Description of the task: Copy out, from the entries below, each line holding the string "Иностранные".

[Records from a collection of figures]
[start]

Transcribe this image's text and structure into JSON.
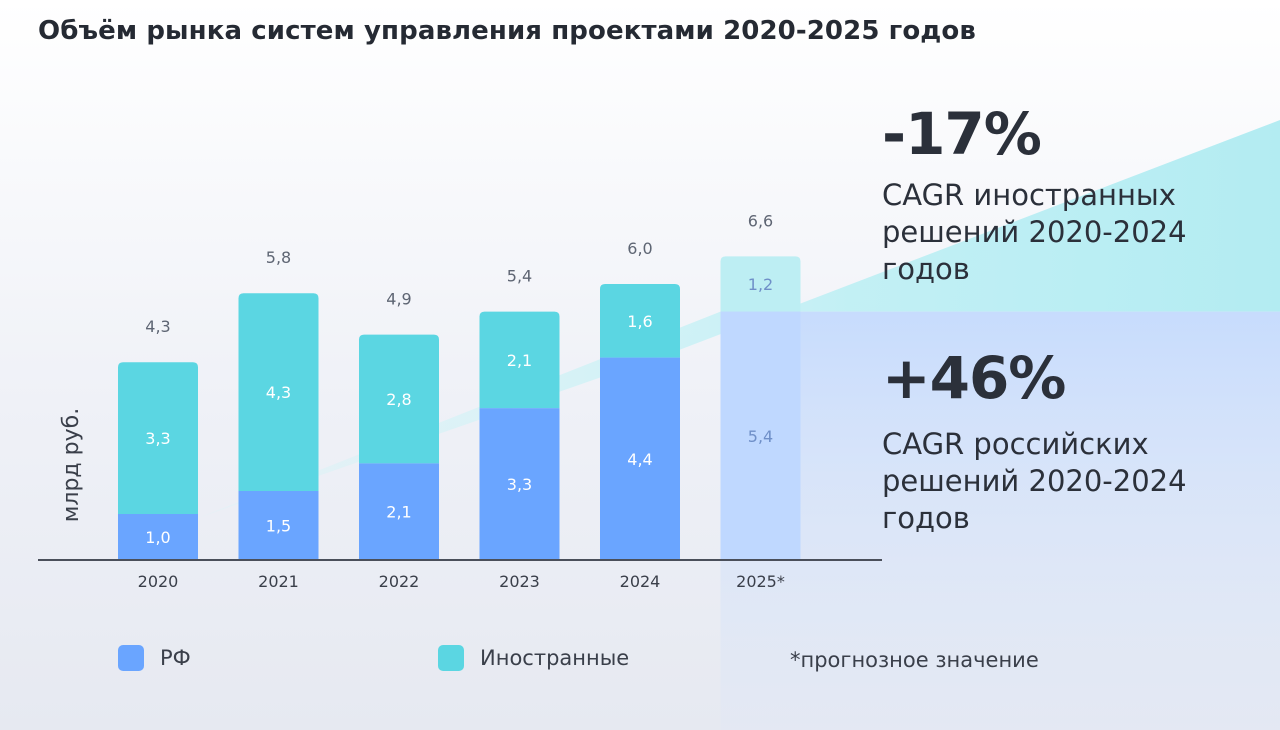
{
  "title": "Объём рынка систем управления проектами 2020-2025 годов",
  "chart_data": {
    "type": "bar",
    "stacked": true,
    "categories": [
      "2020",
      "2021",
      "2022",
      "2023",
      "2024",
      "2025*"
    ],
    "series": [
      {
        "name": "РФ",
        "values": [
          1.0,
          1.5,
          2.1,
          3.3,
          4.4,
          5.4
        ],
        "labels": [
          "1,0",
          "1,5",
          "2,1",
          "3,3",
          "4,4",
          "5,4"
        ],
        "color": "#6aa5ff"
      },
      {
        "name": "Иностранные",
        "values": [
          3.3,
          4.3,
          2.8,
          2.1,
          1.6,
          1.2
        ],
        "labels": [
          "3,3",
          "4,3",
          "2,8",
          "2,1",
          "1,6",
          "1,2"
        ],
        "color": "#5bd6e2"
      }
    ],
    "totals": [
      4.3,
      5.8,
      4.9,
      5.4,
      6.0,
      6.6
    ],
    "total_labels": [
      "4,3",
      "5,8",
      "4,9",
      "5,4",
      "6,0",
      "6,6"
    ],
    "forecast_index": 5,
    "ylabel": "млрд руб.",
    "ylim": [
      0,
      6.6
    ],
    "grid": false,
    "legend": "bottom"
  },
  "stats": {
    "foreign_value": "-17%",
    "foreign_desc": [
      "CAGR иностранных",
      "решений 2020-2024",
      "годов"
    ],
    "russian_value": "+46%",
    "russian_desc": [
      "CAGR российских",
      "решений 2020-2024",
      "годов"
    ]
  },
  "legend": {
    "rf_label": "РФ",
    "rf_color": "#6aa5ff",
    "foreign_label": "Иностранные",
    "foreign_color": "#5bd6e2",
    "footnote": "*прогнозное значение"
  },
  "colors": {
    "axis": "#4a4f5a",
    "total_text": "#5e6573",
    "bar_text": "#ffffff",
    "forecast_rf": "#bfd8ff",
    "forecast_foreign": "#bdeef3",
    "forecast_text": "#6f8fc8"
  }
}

[end]
[start]

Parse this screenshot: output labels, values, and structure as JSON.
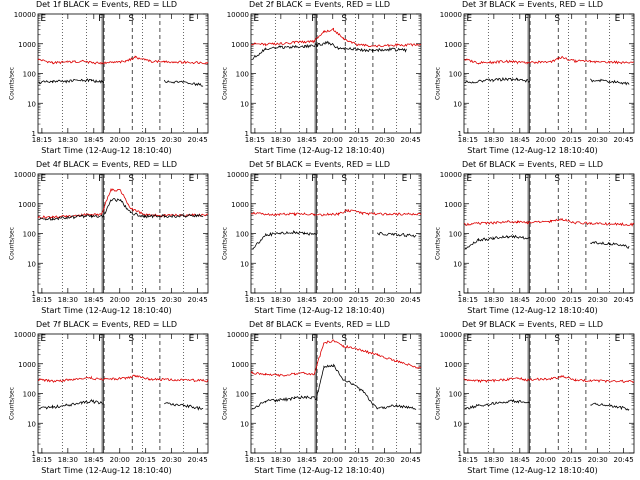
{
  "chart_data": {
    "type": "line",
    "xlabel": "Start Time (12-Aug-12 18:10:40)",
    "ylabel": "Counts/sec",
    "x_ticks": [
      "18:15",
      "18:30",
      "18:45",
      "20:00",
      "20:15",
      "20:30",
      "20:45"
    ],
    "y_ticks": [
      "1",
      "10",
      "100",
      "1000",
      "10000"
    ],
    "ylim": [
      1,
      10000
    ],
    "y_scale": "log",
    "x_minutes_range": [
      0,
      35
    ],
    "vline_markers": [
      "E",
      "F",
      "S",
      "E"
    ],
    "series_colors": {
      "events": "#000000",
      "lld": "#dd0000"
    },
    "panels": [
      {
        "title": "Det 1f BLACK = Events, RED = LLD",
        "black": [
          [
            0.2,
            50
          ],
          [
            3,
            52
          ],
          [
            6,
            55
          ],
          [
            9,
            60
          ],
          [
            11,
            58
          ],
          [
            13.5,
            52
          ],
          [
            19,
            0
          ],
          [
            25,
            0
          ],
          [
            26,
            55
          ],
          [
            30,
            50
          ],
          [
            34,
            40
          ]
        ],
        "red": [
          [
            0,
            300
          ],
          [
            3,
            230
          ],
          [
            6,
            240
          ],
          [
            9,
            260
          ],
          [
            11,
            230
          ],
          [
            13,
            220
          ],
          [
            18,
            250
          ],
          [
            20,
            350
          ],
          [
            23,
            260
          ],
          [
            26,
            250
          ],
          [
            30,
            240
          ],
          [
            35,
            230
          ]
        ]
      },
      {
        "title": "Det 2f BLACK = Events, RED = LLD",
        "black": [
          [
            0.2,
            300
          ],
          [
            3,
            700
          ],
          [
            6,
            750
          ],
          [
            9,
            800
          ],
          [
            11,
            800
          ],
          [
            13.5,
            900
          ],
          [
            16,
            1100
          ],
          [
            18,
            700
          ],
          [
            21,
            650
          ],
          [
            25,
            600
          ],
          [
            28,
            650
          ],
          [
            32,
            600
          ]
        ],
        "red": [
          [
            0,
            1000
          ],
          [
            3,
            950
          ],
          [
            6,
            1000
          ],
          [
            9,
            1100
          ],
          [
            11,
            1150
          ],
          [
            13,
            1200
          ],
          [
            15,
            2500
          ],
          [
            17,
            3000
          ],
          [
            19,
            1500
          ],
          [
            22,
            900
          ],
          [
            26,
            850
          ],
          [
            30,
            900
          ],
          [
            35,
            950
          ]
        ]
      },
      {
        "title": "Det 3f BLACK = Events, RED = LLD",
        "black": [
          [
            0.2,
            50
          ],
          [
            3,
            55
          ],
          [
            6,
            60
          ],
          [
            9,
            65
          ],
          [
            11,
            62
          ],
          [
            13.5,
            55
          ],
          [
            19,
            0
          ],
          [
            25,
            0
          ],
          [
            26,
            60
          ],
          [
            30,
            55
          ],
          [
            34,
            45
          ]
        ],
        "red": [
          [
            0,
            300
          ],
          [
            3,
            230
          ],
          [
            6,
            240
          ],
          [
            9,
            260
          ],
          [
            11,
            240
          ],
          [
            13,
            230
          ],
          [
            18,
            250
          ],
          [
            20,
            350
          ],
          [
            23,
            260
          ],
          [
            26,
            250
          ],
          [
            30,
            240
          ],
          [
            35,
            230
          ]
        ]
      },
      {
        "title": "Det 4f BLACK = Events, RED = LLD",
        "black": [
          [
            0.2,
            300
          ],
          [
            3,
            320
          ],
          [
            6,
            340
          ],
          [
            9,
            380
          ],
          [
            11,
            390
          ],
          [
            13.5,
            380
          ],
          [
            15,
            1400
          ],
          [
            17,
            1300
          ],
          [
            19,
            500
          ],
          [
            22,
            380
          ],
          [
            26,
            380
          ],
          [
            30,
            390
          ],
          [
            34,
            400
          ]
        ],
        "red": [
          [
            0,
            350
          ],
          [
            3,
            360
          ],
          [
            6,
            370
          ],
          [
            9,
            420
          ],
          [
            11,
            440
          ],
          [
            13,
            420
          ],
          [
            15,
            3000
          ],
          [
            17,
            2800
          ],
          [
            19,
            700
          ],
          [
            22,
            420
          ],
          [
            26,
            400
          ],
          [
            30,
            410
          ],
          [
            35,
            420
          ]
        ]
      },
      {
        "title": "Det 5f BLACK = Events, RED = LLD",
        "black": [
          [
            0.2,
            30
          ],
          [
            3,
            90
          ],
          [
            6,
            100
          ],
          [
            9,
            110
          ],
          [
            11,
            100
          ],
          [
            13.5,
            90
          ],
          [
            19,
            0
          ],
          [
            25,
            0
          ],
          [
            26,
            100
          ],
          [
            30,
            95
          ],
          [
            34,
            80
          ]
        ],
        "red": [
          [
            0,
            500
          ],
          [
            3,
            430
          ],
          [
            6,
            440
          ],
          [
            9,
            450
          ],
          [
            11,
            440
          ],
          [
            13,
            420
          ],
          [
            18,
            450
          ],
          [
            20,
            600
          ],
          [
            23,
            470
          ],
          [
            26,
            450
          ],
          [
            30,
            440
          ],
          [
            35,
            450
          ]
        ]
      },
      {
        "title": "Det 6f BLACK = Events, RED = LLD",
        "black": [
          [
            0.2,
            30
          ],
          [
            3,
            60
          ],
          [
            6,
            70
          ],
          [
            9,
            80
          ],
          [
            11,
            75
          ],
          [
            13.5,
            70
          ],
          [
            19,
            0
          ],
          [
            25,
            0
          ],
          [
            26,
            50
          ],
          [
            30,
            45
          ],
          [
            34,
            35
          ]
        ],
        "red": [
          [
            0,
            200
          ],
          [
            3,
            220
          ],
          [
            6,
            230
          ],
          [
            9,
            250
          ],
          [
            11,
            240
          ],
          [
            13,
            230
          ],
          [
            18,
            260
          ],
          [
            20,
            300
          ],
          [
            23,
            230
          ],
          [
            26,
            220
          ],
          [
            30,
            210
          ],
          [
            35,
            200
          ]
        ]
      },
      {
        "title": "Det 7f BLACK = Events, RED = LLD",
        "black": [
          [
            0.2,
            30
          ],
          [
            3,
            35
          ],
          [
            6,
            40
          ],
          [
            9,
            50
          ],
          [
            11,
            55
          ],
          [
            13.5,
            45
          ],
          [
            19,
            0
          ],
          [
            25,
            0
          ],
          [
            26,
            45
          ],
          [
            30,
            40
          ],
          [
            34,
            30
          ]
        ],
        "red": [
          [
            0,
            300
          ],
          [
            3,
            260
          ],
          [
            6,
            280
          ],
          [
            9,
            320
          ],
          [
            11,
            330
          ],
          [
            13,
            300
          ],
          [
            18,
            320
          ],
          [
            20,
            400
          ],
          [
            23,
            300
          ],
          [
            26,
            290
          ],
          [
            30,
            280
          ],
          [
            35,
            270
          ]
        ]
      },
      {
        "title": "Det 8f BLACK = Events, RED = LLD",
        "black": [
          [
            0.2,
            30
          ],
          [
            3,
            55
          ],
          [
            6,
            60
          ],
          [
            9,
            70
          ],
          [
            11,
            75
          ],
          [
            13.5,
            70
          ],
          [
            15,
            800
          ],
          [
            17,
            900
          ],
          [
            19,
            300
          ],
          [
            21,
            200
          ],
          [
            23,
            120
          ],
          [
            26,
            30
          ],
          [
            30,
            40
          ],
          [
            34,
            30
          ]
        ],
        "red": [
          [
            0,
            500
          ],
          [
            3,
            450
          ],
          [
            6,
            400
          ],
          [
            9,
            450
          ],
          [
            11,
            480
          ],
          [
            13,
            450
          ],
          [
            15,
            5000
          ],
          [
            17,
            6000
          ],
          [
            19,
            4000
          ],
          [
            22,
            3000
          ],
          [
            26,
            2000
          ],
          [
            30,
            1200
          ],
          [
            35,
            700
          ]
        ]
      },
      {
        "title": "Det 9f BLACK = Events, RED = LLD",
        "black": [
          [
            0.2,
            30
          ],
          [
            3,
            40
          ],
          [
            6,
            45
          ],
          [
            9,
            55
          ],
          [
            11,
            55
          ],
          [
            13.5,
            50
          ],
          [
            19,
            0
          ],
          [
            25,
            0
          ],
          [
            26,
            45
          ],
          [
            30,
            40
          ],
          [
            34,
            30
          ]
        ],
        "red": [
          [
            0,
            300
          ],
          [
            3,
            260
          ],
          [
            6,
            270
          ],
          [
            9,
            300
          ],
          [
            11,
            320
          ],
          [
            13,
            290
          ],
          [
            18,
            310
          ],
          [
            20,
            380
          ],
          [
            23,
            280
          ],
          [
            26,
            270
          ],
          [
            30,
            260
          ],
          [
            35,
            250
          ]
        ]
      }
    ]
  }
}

[end]

Problem solution:
        "name": "Иностранные",
    "foreign_label": "Иностранные",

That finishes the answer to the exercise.